What you will do: Output every entry exactly as written, but omit the pictures.
# start of Records supplied
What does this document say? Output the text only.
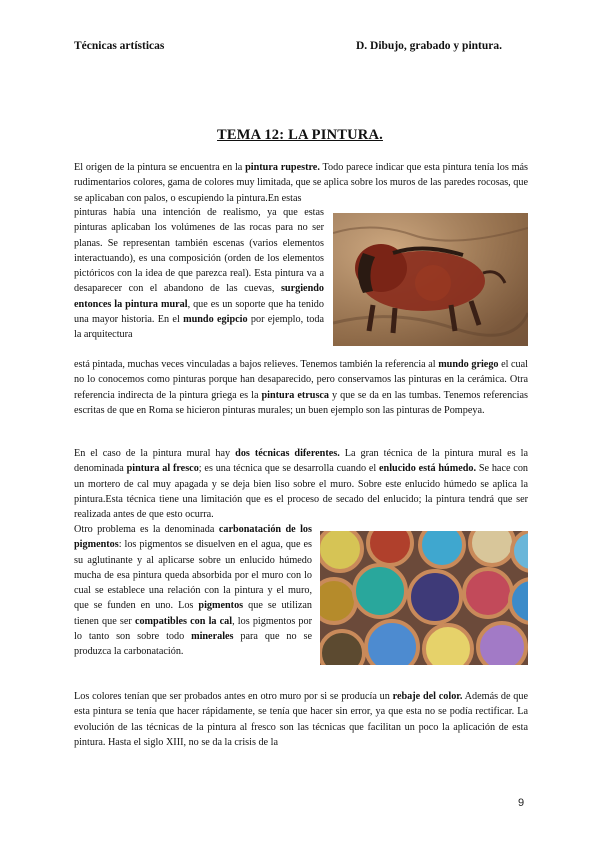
Técnicas artísticas	D. Dibujo, grabado y pintura.
TEMA 12: LA PINTURA.

El origen de la pintura se encuentra en la pintura rupestre. Todo parece indicar que esta pintura tenía los más rudimentarios colores, gama de colores muy limitada, que se aplica sobre los muros de las paredes rocosas, que se aplicaban con palos, o escupiendo la pintura.En estas

pinturas había una intención de realismo, ya que estas pinturas aplicaban los volúmenes de las rocas para no ser planas. Se representan también escenas (varios elementos interactuando), es una composición (orden de los elementos pictóricos con la idea de que parezca real). Esta pintura va a desaparecer con el abandono de las cuevas, surgiendo entonces la pintura mural, que es un soporte que ha tenido una mayor historia. En el mundo egipcio por ejemplo, toda la arquitectura

está pintada, muchas veces vinculadas a bajos relieves. Tenemos también la referencia al mundo griego el cual no lo conocemos como pinturas porque han desaparecido, pero conservamos las pinturas en la cerámica. Otra referencia indirecta de la pintura griega es la pintura etrusca y que se da en las tumbas. Tenemos referencias escritas de que en Roma se hicieron pinturas murales; un buen ejemplo son las pinturas de Pompeya.

En el caso de la pintura mural hay dos técnicas diferentes. La gran técnica de la pintura mural es la denominada pintura al fresco; es una técnica que se desarrolla cuando el enlucido está húmedo. Se hace con un mortero de cal muy apagada y se deja bien liso sobre el muro. Sobre este enlucido húmedo se aplica la pintura.Esta técnica tiene una limitación que es el proceso de secado del enlucido; la pintura tendrá que ser realizada antes de que esto ocurra.

Otro problema es la denominada carbonatación de los pigmentos: los pigmentos se disuelven en el agua, que es su aglutinante y al aplicarse sobre un enlucido húmedo mucha de esa pintura queda absorbida por el muro con lo cual se establece una relación con la pintura y el muro, que se funden en uno. Los pigmentos que se utilizan tienen que ser compatibles con la cal, los pigmentos por lo tanto son sobre todo minerales para que no se produzca la carbonatación.

Los colores tenían que ser probados antes en otro muro por si se producía un rebaje del color. Además de que esta pintura se tenía que hacer rápidamente, se tenía que hacer sin error, ya que esta no se podía rectificar. La evolución de las técnicas de la pintura al fresco son las técnicas que facilitan un poco la aplicación de esta pintura. Hasta el siglo XIII, no se da la crisis de la

9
# end of Records supplied
Problem solution:
What does this document say? Output the text only.
Técnicas artísticas	D. Dibujo, grabado y pintura.
TEMA 12: LA PINTURA.

El origen de la pintura se encuentra en la pintura rupestre. Todo parece indicar que esta pintura tenía los más rudimentarios colores, gama de colores muy limitada, que se aplica sobre los muros de las paredes rocosas, que se aplicaban con palos, o escupiendo la pintura.En estas

pinturas había una intención de realismo, ya que estas pinturas aplicaban los volúmenes de las rocas para no ser planas. Se representan también escenas (varios elementos interactuando), es una composición (orden de los elementos pictóricos con la idea de que parezca real). Esta pintura va a desaparecer con el abandono de las cuevas, surgiendo entonces la pintura mural, que es un soporte que ha tenido una mayor historia. En el mundo egipcio por ejemplo, toda la arquitectura

está pintada, muchas veces vinculadas a bajos relieves. Tenemos también la referencia al mundo griego el cual no lo conocemos como pinturas porque han desaparecido, pero conservamos las pinturas en la cerámica. Otra referencia indirecta de la pintura griega es la pintura etrusca y que se da en las tumbas. Tenemos referencias escritas de que en Roma se hicieron pinturas murales; un buen ejemplo son las pinturas de Pompeya.

En el caso de la pintura mural hay dos técnicas diferentes. La gran técnica de la pintura mural es la denominada pintura al fresco; es una técnica que se desarrolla cuando el enlucido está húmedo. Se hace con un mortero de cal muy apagada y se deja bien liso sobre el muro. Sobre este enlucido húmedo se aplica la pintura.Esta técnica tiene una limitación que es el proceso de secado del enlucido; la pintura tendrá que ser realizada antes de que esto ocurra.

Otro problema es la denominada carbonatación de los pigmentos: los pigmentos se disuelven en el agua, que es su aglutinante y al aplicarse sobre un enlucido húmedo mucha de esa pintura queda absorbida por el muro con lo cual se establece una relación con la pintura y el muro, que se funden en uno. Los pigmentos que se utilizan tienen que ser compatibles con la cal, los pigmentos por lo tanto son sobre todo minerales para que no se produzca la carbonatación.

Los colores tenían que ser probados antes en otro muro por si se producía un rebaje del color. Además de que esta pintura se tenía que hacer rápidamente, se tenía que hacer sin error, ya que esta no se podía rectificar. La evolución de las técnicas de la pintura al fresco son las técnicas que facilitan un poco la aplicación de esta pintura. Hasta el siglo XIII, no se da la crisis de la

9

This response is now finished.